## Instructions for the task
Where the data below has the string "Forward", return the whole line.

## Given records

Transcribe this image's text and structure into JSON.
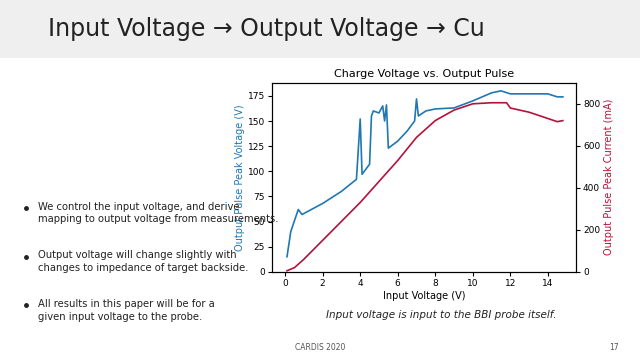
{
  "chart_data": {
    "type": "line",
    "title": "Charge Voltage vs. Output Pulse",
    "x_label": "Input Voltage (V)",
    "y_label": "Output Pulse Peak Voltage (V)",
    "y2_label": "Output Pulse Peak Current (mA)",
    "xlim": [
      -0.7,
      15.5
    ],
    "xticks": [
      0,
      2,
      4,
      6,
      8,
      10,
      12,
      14
    ],
    "ylim": [
      0,
      188
    ],
    "yticks": [
      0,
      25,
      50,
      75,
      100,
      125,
      150,
      175
    ],
    "y2lim": [
      0,
      900
    ],
    "y2ticks": [
      0,
      200,
      400,
      600,
      800
    ],
    "grid": false,
    "series": [
      {
        "name": "Output Pulse Peak Voltage (V)",
        "color": "#1f77b4",
        "axis": "y",
        "x": [
          0.1,
          0.3,
          0.7,
          0.9,
          1.2,
          2.0,
          3.0,
          3.8,
          4.0,
          4.1,
          4.5,
          4.6,
          4.7,
          5.0,
          5.2,
          5.3,
          5.4,
          5.5,
          6.0,
          6.5,
          6.9,
          7.0,
          7.1,
          7.5,
          8.0,
          9.0,
          10.0,
          11.0,
          11.5,
          12.0,
          13.0,
          14.0,
          14.5,
          14.8
        ],
        "values": [
          15,
          40,
          62,
          57,
          60,
          68,
          80,
          92,
          152,
          97,
          107,
          155,
          160,
          158,
          165,
          150,
          166,
          123,
          130,
          140,
          150,
          172,
          155,
          160,
          162,
          163,
          170,
          178,
          180,
          177,
          177,
          177,
          174,
          174
        ]
      },
      {
        "name": "Output Pulse Peak Current (mA)",
        "color": "#b5123a",
        "axis": "y2",
        "x": [
          0.1,
          0.5,
          1.0,
          2.0,
          3.0,
          4.0,
          4.5,
          5.0,
          6.0,
          7.0,
          8.0,
          9.0,
          10.0,
          11.0,
          11.8,
          12.0,
          13.0,
          14.0,
          14.5,
          14.8
        ],
        "values": [
          5,
          20,
          60,
          150,
          240,
          330,
          380,
          430,
          530,
          640,
          720,
          770,
          800,
          805,
          805,
          780,
          760,
          730,
          715,
          720
        ]
      }
    ],
    "annotations": [
      "Input Voltage → Output Voltage → Cu",
      "We control the input voltage, and derive mapping to output voltage from measurements.",
      "Output voltage will change slightly with changes to impedance of target backside.",
      "All results in this paper will be for a given input voltage to the probe.",
      "Input voltage is input to the BBI probe itself.",
      "CARDIS 2020",
      "17"
    ]
  }
}
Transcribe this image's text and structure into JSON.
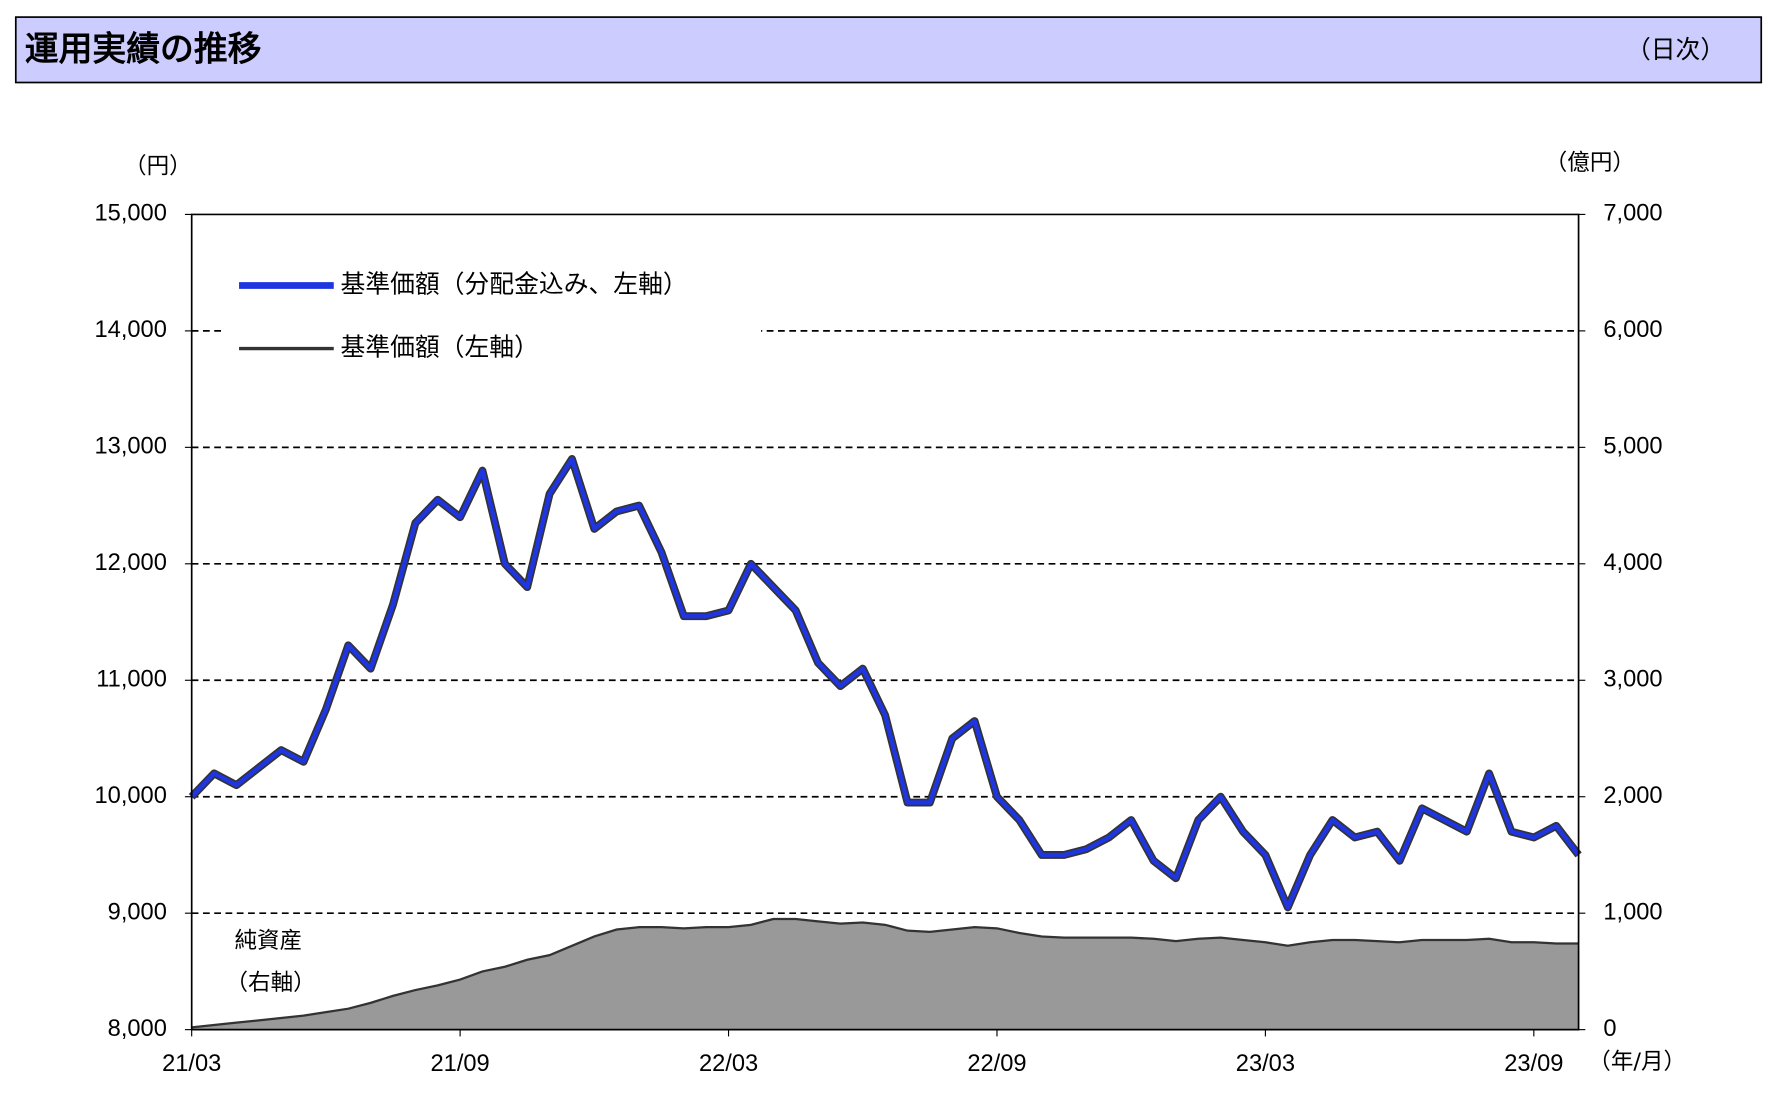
{
  "chart_data": {
    "type": "line",
    "title": "運用実績の推移",
    "subtitle": "（日次）",
    "y_label": "（円）",
    "y2_label": "（億円）",
    "x_label": "（年/月）",
    "annotations": [
      "純資産",
      "（右軸）"
    ],
    "categories": [
      "21/03",
      null,
      null,
      null,
      null,
      null,
      null,
      null,
      null,
      null,
      null,
      null,
      "21/09",
      null,
      null,
      null,
      null,
      null,
      null,
      null,
      null,
      null,
      null,
      null,
      "22/03",
      null,
      null,
      null,
      null,
      null,
      null,
      null,
      null,
      null,
      null,
      null,
      "22/09",
      null,
      null,
      null,
      null,
      null,
      null,
      null,
      null,
      null,
      null,
      null,
      "23/03",
      null,
      null,
      null,
      null,
      null,
      null,
      null,
      null,
      null,
      null,
      null,
      "23/09",
      null,
      null
    ],
    "series": [
      {
        "name": "純資産",
        "color": "#999999",
        "axis": "y2",
        "values": [
          20,
          40,
          60,
          80,
          100,
          120,
          150,
          180,
          230,
          290,
          340,
          380,
          430,
          500,
          540,
          600,
          640,
          720,
          800,
          860,
          880,
          880,
          870,
          880,
          880,
          900,
          950,
          950,
          930,
          910,
          920,
          900,
          850,
          840,
          860,
          880,
          870,
          830,
          800,
          790,
          790,
          790,
          790,
          780,
          760,
          780,
          790,
          770,
          750,
          720,
          750,
          770,
          770,
          760,
          750,
          770,
          770,
          770,
          780,
          750,
          750,
          740,
          740
        ]
      },
      {
        "name": "基準価額（左軸）",
        "color": "#333333",
        "values": [
          10000,
          10200,
          10100,
          10250,
          10400,
          10300,
          10750,
          11300,
          11100,
          11650,
          12350,
          12550,
          12400,
          12800,
          12000,
          11800,
          12600,
          12900,
          12300,
          12450,
          12500,
          12100,
          11550,
          11550,
          11600,
          12000,
          11800,
          11600,
          11150,
          10950,
          11100,
          10700,
          9950,
          9950,
          10500,
          10650,
          10000,
          9800,
          9500,
          9500,
          9550,
          9650,
          9800,
          9450,
          9300,
          9800,
          10000,
          9700,
          9500,
          9050,
          9500,
          9800,
          9650,
          9700,
          9450,
          9900,
          9800,
          9700,
          10200,
          9700,
          9650,
          9750,
          9500
        ]
      },
      {
        "name": "基準価額（分配金込み、左軸）",
        "color": "#1f35e0",
        "values": [
          10000,
          10200,
          10100,
          10250,
          10400,
          10300,
          10750,
          11300,
          11100,
          11650,
          12350,
          12550,
          12400,
          12800,
          12000,
          11800,
          12600,
          12900,
          12300,
          12450,
          12500,
          12100,
          11550,
          11550,
          11600,
          12000,
          11800,
          11600,
          11150,
          10950,
          11100,
          10700,
          9950,
          9950,
          10500,
          10650,
          10000,
          9800,
          9500,
          9500,
          9550,
          9650,
          9800,
          9450,
          9300,
          9800,
          10000,
          9700,
          9500,
          9050,
          9500,
          9800,
          9650,
          9700,
          9450,
          9900,
          9800,
          9700,
          10200,
          9700,
          9650,
          9750,
          9500
        ]
      }
    ],
    "ylim": [
      8000,
      15000
    ],
    "yticks": [
      {
        "value": 8000,
        "label": "8,000"
      },
      {
        "value": 9000,
        "label": "9,000"
      },
      {
        "value": 10000,
        "label": "10,000"
      },
      {
        "value": 11000,
        "label": "11,000"
      },
      {
        "value": 12000,
        "label": "12,000"
      },
      {
        "value": 13000,
        "label": "13,000"
      },
      {
        "value": 14000,
        "label": "14,000"
      },
      {
        "value": 15000,
        "label": "15,000"
      }
    ],
    "y2lim": [
      0,
      7000
    ],
    "y2ticks": [
      0,
      {
        "value": 1000,
        "label": "1,000"
      },
      {
        "value": 2000,
        "label": "2,000"
      },
      {
        "value": 3000,
        "label": "3,000"
      },
      {
        "value": 4000,
        "label": "4,000"
      },
      {
        "value": 5000,
        "label": "5,000"
      },
      {
        "value": 6000,
        "label": "6,000"
      },
      {
        "value": 7000,
        "label": "7,000"
      }
    ],
    "grid": true
  }
}
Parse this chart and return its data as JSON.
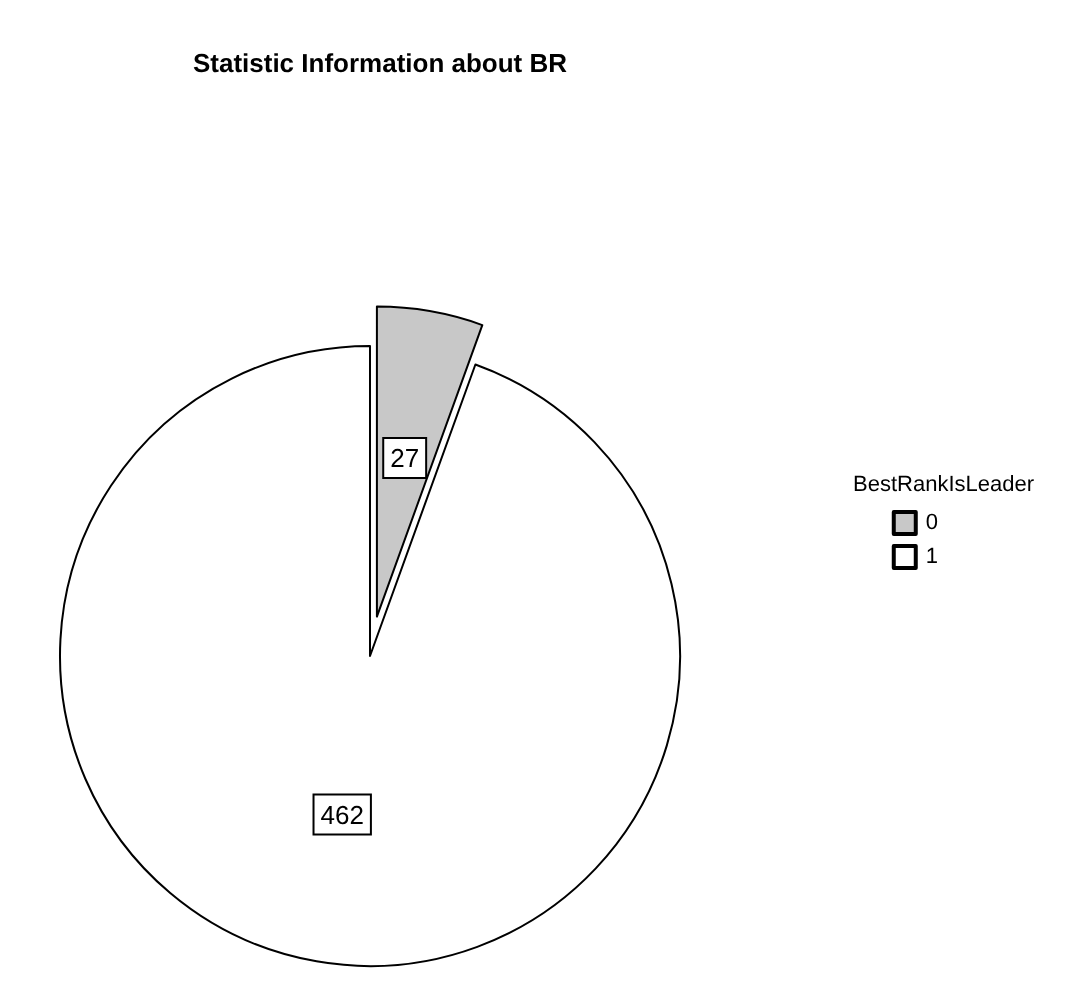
{
  "chart_data": {
    "type": "pie",
    "title": "Statistic Information about BR",
    "legend_title": "BestRankIsLeader",
    "categories": [
      "0",
      "1"
    ],
    "values": [
      27,
      462
    ],
    "colors": [
      "#c8c8c8",
      "#ffffff"
    ],
    "data_labels": true,
    "legend": "right"
  }
}
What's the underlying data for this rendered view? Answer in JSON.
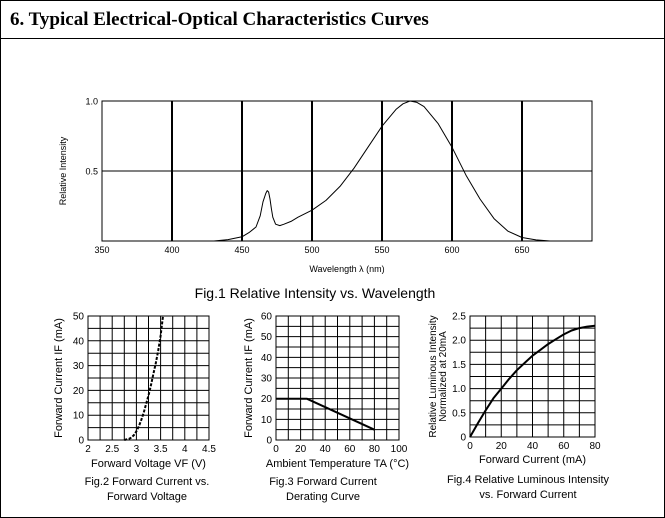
{
  "section": {
    "title": "6. Typical Electrical-Optical Characteristics Curves"
  },
  "chart_data": [
    {
      "type": "line",
      "id": "fig1",
      "caption": "Fig.1 Relative Intensity vs. Wavelength",
      "xlabel": "Wavelength λ (nm)",
      "ylabel": "Relative Intensity",
      "xlim": [
        350,
        700
      ],
      "ylim": [
        0,
        1.0
      ],
      "x_ticks": [
        350,
        400,
        450,
        500,
        550,
        600,
        650
      ],
      "y_ticks": [
        0.5,
        1.0
      ],
      "y_tick_labels": [
        "0.5",
        "1.0"
      ],
      "grid": true,
      "series": [
        {
          "x": [
            430,
            440,
            450,
            455,
            460,
            463,
            465,
            467,
            468,
            469,
            470,
            471,
            472,
            474,
            477,
            480,
            485,
            490,
            500,
            510,
            520,
            530,
            540,
            550,
            560,
            565,
            570,
            575,
            580,
            590,
            600,
            610,
            620,
            630,
            640,
            650,
            660,
            670
          ],
          "y": [
            0.0,
            0.01,
            0.03,
            0.06,
            0.1,
            0.18,
            0.28,
            0.34,
            0.36,
            0.35,
            0.3,
            0.23,
            0.17,
            0.12,
            0.11,
            0.12,
            0.14,
            0.17,
            0.22,
            0.29,
            0.39,
            0.52,
            0.67,
            0.82,
            0.94,
            0.98,
            1.0,
            0.99,
            0.96,
            0.84,
            0.67,
            0.47,
            0.3,
            0.16,
            0.07,
            0.025,
            0.008,
            0.0
          ]
        }
      ]
    },
    {
      "type": "line",
      "id": "fig2",
      "caption": [
        "Fig.2 Forward Current vs.",
        "Forward Voltage"
      ],
      "xlabel": "Forward Voltage VF (V)",
      "ylabel": "Forward Current IF (mA)",
      "xlim": [
        2.0,
        4.5
      ],
      "ylim": [
        0,
        50
      ],
      "x_ticks": [
        2.0,
        2.5,
        3.0,
        3.5,
        4.0,
        4.5
      ],
      "y_ticks": [
        0,
        10,
        20,
        30,
        40,
        50
      ],
      "grid": true,
      "series": [
        {
          "x": [
            2.75,
            2.85,
            2.9,
            2.95,
            3.0,
            3.05,
            3.1,
            3.15,
            3.2,
            3.25,
            3.3,
            3.35,
            3.4,
            3.45,
            3.5,
            3.55
          ],
          "y": [
            0,
            0.5,
            1,
            2,
            3.5,
            5.5,
            8,
            11,
            14.5,
            18,
            22,
            26.5,
            31,
            36,
            42,
            50
          ]
        }
      ]
    },
    {
      "type": "line",
      "id": "fig3",
      "caption": [
        "Fig.3 Forward Current",
        "Derating Curve"
      ],
      "xlabel": "Ambient Temperature TA (°C)",
      "ylabel": "Forward Current IF (mA)",
      "xlim": [
        0,
        100
      ],
      "ylim": [
        0,
        60
      ],
      "x_ticks": [
        0,
        20,
        40,
        60,
        80,
        100
      ],
      "y_ticks": [
        0,
        10,
        20,
        30,
        40,
        50,
        60
      ],
      "grid": true,
      "series": [
        {
          "x": [
            0,
            25,
            80
          ],
          "y": [
            20,
            20,
            5
          ]
        }
      ]
    },
    {
      "type": "line",
      "id": "fig4",
      "caption": [
        "Fig.4 Relative Luminous Intensity",
        "vs. Forward Current"
      ],
      "xlabel": "Forward Current (mA)",
      "ylabel": [
        "Relative Luminous Intensity",
        "Normalized at 20mA"
      ],
      "xlim": [
        0,
        80
      ],
      "ylim": [
        0,
        2.5
      ],
      "x_ticks": [
        0,
        20,
        40,
        60,
        80
      ],
      "y_ticks": [
        0,
        0.5,
        1.0,
        1.5,
        2.0,
        2.5
      ],
      "y_tick_labels": [
        "0",
        "0.5",
        "1.0",
        "1.5",
        "2.0",
        "2.5"
      ],
      "grid": true,
      "series": [
        {
          "x": [
            0,
            5,
            10,
            15,
            20,
            25,
            30,
            35,
            40,
            45,
            50,
            55,
            60,
            65,
            70,
            75,
            80
          ],
          "y": [
            0,
            0.28,
            0.55,
            0.8,
            1.0,
            1.2,
            1.38,
            1.53,
            1.68,
            1.8,
            1.92,
            2.02,
            2.12,
            2.2,
            2.25,
            2.28,
            2.3
          ]
        }
      ]
    }
  ]
}
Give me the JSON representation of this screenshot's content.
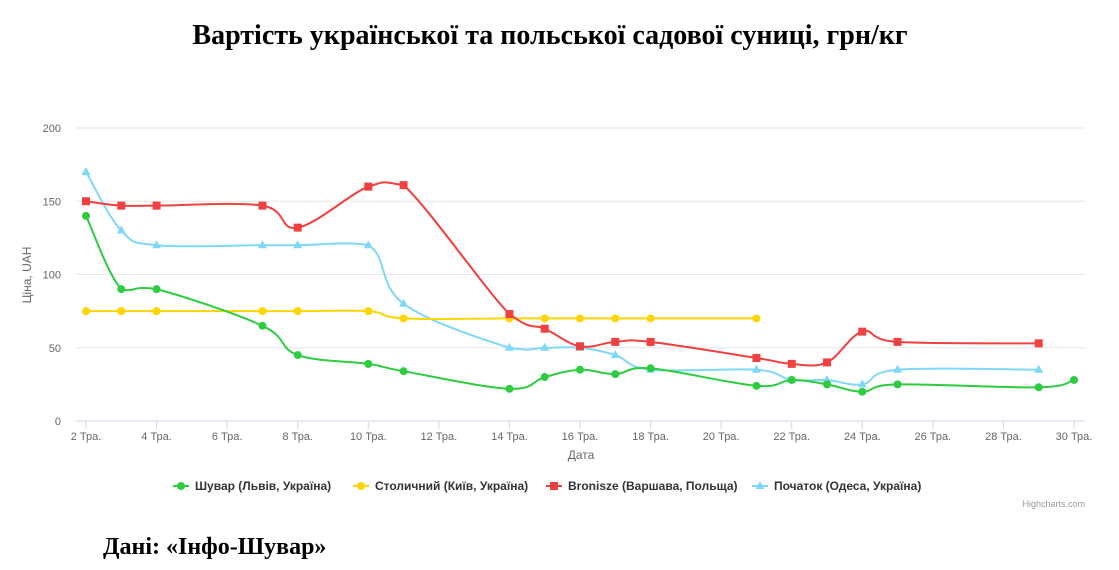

## Output for this exercise
        "Fig.2 Forward Current vs.",
        "Forward Voltage"
      "xlabel": "Forward Voltage VF (V)",
      "ylabel": "Forward Current IF (mA)",
        "Fig.3 Forward Current",
      "ylabel": "Forward Current IF (mA)",
        "vs. Forward Current"
      "xlabel": "Forward Current (mA)",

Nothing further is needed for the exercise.